◆ Text excerpt ◆
--- START ---

Michael: But did you use collations or no?
Nikolay: No, no, no, no, no, no.
Michael: I just interesting.
Nikolay: It's just functions.
Yeah, function index with unique option if we need uniqueness,
that's it.
And then we need to adjust all the Queries.
And I was in my own projects, I was hunting to if we if we made
decision that it should be case-insensitive search, then probably
it should be global.
So we should get rid of index on raw value.
So that's it.
And fix it and all Queries and avoid sequential scans.
And that's it.
So this is like, you either want a sensitive search, so index
should be on the raw value.
Or you want case and sensitive search.
In this case, you must have index on lower or upper.
You need to choose in advance and make it a rule, like part of
your code style, probably.
And then use it usually on both sides of comparison, so input
value also get lowercase or uppercase,
and the value of Column,
and we know that we rely on Index
on expression here.
Michael: Yeah, well this is an
interesting thing that the original
author, so it was originally, the
citext module was originally
authored by Donald Fraser and in
the initial email about this,
1 of the use cases was multi-Column
functional indexes.
So if you wanted to have, so if
you want an Index on a single,
like just on email, fine, you can
do a Function on that.
But at least at the time, you couldn't
have it on 2, let's say
you wanted it on email, comma,
username, which may have been
more common back then before they
had like the includes option.
If you wanted it to be on the lower
of both of those, you'd have
to have like a kind of a parent
Function that did both of those.

--- END ---

◆ Entries ◆
--- START ---

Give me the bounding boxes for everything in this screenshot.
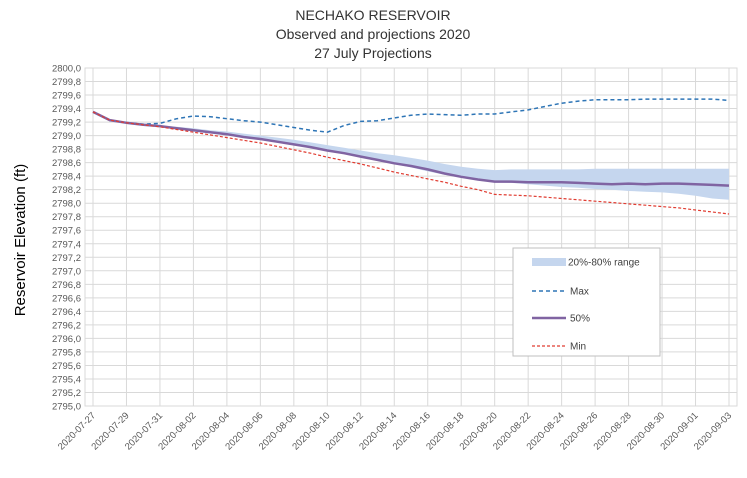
y-axis-ticks: 2795,0 2795,2 2795,4 2795,6 2795,8 2796,0 2796… bbox=[52, 64, 81, 413]
y-tick-label: 2799,4 bbox=[52, 104, 81, 115]
y-tick-label: 2795,2 bbox=[52, 388, 81, 399]
y-tick-label: 2796,2 bbox=[52, 320, 81, 331]
y-tick-label: 2797,0 bbox=[52, 266, 81, 277]
y-tick-label: 2800,0 bbox=[52, 64, 81, 75]
chart-title-line-1: NECHAKO RESERVOIR bbox=[295, 7, 450, 23]
plot-area-border bbox=[84, 67, 738, 407]
y-tick-label: 2797,8 bbox=[52, 212, 81, 223]
series-line-min bbox=[92, 111, 730, 215]
y-tick-label: 2796,6 bbox=[52, 293, 81, 304]
chart-title: NECHAKO RESERVOIR Observed and projection… bbox=[276, 7, 471, 61]
series-lines bbox=[92, 98, 730, 215]
legend-label: 50% bbox=[570, 314, 590, 325]
gridlines bbox=[84, 67, 738, 407]
chart-title-line-3: 27 July Projections bbox=[314, 45, 432, 61]
y-tick-label: 2798,8 bbox=[52, 145, 81, 156]
y-tick-label: 2799,8 bbox=[52, 77, 81, 88]
y-tick-label: 2798,6 bbox=[52, 158, 81, 169]
legend-label: Min bbox=[570, 342, 586, 353]
y-tick-label: 2797,2 bbox=[52, 253, 81, 264]
range-band-group bbox=[93, 111, 729, 200]
y-tick-label: 2798,0 bbox=[52, 199, 81, 210]
legend-label: 20%-80% range bbox=[568, 258, 640, 269]
series-line-max bbox=[92, 98, 730, 133]
legend-swatch-band bbox=[532, 258, 566, 266]
chart-title-line-2: Observed and projections 2020 bbox=[276, 26, 471, 42]
series-line-50 bbox=[92, 110, 730, 187]
y-tick-label: 2798,4 bbox=[52, 172, 81, 183]
y-tick-label: 2799,6 bbox=[52, 91, 81, 102]
y-tick-label: 2795,6 bbox=[52, 361, 81, 372]
legend: 20%-80% range Max 50% Min bbox=[512, 247, 661, 357]
y-tick-label: 2795,4 bbox=[52, 374, 81, 385]
y-tick-label: 2796,8 bbox=[52, 280, 81, 291]
y-tick-label: 2796,4 bbox=[52, 307, 81, 318]
y-axis-label: Reservoir Elevation (ft) bbox=[12, 164, 29, 317]
y-tick-label: 2795,8 bbox=[52, 347, 81, 358]
x-axis-ticks: 2020-07-272020-07-292020-07-312020-08-02… bbox=[56, 410, 734, 452]
range-band bbox=[93, 111, 729, 200]
y-tick-label: 2799,0 bbox=[52, 131, 81, 142]
y-tick-label: 2797,4 bbox=[52, 239, 81, 250]
y-tick-label: 2797,6 bbox=[52, 226, 81, 237]
y-tick-label: 2799,2 bbox=[52, 118, 81, 129]
y-tick-label: 2795,0 bbox=[52, 402, 81, 413]
y-tick-label: 2796,0 bbox=[52, 334, 81, 345]
legend-label: Max bbox=[570, 287, 589, 298]
y-tick-label: 2798,2 bbox=[52, 185, 81, 196]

--- END ---

◆ Instruction ◆
Write out the whole conversation above about case-insensitive search and indexes, word for word.

◆ Answer for the task ◆
Michael: But did you use collations or no?
Nikolay: No, no, no, no, no, no.
Michael: I just interesting.
Nikolay: It's just functions.
Yeah, function index with unique option if we need uniqueness,
that's it.
And then we need to adjust all the Queries.
And I was in my own projects, I was hunting to if we if we made
decision that it should be case-insensitive search, then probably
it should be global.
So we should get rid of index on raw value.
So that's it.
And fix it and all Queries and avoid sequential scans.
And that's it.
So this is like, you either want a sensitive search, so index
should be on the raw value.
Or you want case and sensitive search.
In this case, you must have index on lower or upper.
You need to choose in advance and make it a rule, like part of
your code style, probably.
And then use it usually on both sides of comparison, so input
value also get lowercase or uppercase,
and the value of Column,
and we know that we rely on Index
on expression here.
Michael: Yeah, well this is an
interesting thing that the original
author, so it was originally, the
citext module was originally
authored by Donald Fraser and in
the initial email about this,
1 of the use cases was multi-Column
functional indexes.
So if you wanted to have, so if
you want an Index on a single,
like just on email, fine, you can
do a Function on that.
But at least at the time, you couldn't
have it on 2, let's say
you wanted it on email, comma,
username, which may have been
more common back then before they
had like the includes option.
If you wanted it to be on the lower
of both of those, you'd have
to have like a kind of a parent
Function that did both of those.